> WHAT THE TASK ASKS: Tally the lines of the data that include the word "page" and state the total, nothing else.

>>>

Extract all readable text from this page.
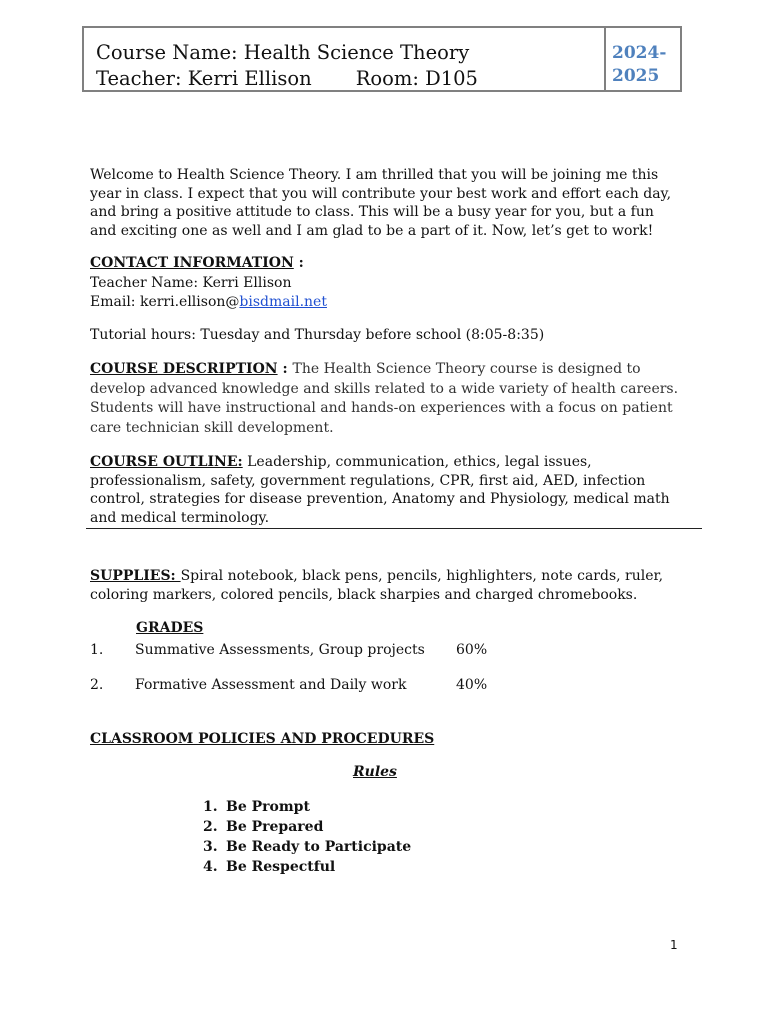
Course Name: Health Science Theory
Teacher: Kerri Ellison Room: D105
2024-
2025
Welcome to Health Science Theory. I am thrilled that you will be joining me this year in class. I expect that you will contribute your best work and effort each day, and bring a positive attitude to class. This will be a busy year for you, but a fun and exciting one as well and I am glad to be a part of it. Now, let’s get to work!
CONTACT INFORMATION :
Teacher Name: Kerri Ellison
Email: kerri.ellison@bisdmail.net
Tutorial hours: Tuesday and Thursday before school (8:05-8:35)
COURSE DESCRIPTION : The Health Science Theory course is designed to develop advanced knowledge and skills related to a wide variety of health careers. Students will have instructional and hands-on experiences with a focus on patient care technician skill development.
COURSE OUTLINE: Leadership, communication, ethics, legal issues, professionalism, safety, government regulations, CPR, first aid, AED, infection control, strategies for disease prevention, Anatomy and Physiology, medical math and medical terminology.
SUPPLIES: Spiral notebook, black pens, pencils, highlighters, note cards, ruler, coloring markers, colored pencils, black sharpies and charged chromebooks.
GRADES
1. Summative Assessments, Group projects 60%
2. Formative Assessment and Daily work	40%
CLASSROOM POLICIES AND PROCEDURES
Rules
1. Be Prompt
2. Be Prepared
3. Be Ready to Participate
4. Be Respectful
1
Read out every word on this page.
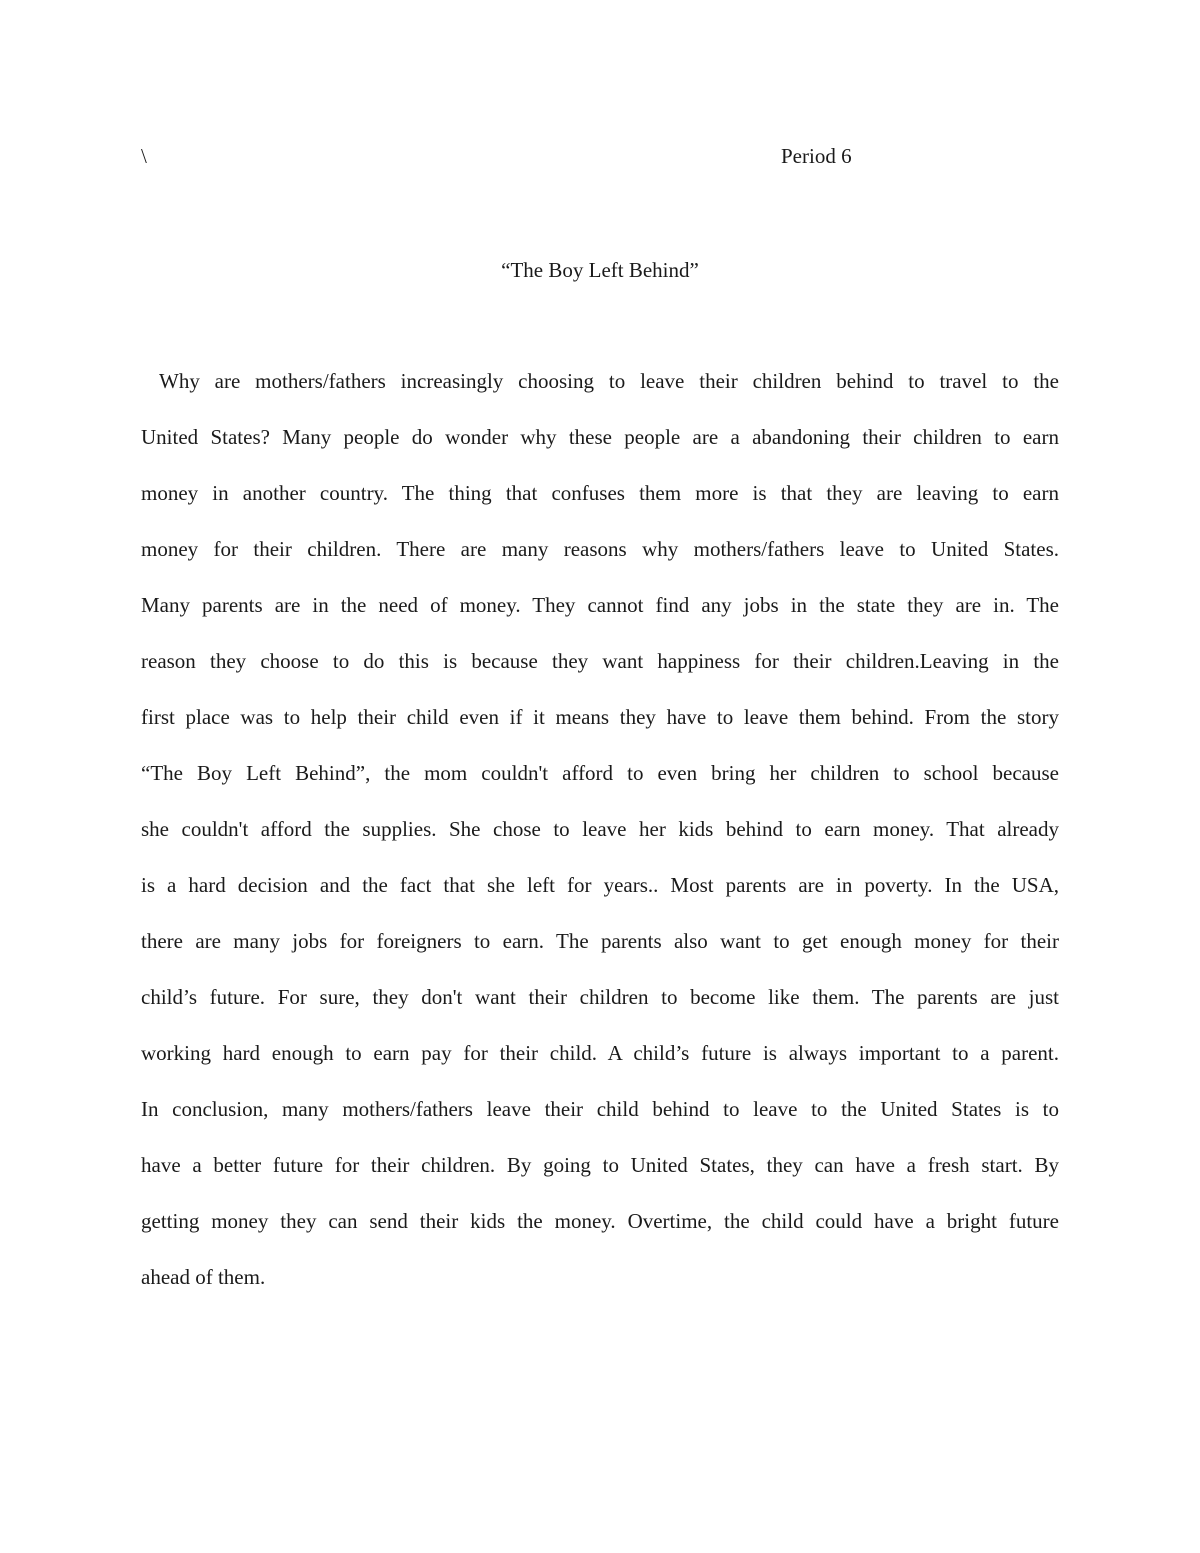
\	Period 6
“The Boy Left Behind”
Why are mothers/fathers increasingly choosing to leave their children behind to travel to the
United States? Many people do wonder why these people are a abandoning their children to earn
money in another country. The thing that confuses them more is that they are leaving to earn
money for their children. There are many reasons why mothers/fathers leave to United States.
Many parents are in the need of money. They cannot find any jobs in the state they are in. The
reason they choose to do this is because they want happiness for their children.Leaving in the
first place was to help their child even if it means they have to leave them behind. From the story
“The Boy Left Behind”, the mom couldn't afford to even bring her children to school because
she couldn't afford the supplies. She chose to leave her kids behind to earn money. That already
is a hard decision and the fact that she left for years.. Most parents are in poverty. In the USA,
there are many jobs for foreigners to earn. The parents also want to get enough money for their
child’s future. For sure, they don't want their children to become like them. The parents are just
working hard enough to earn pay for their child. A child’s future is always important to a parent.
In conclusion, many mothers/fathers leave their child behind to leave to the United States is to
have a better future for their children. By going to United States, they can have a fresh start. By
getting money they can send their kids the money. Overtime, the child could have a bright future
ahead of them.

<<<

> PROBLEM SOLUTION: 2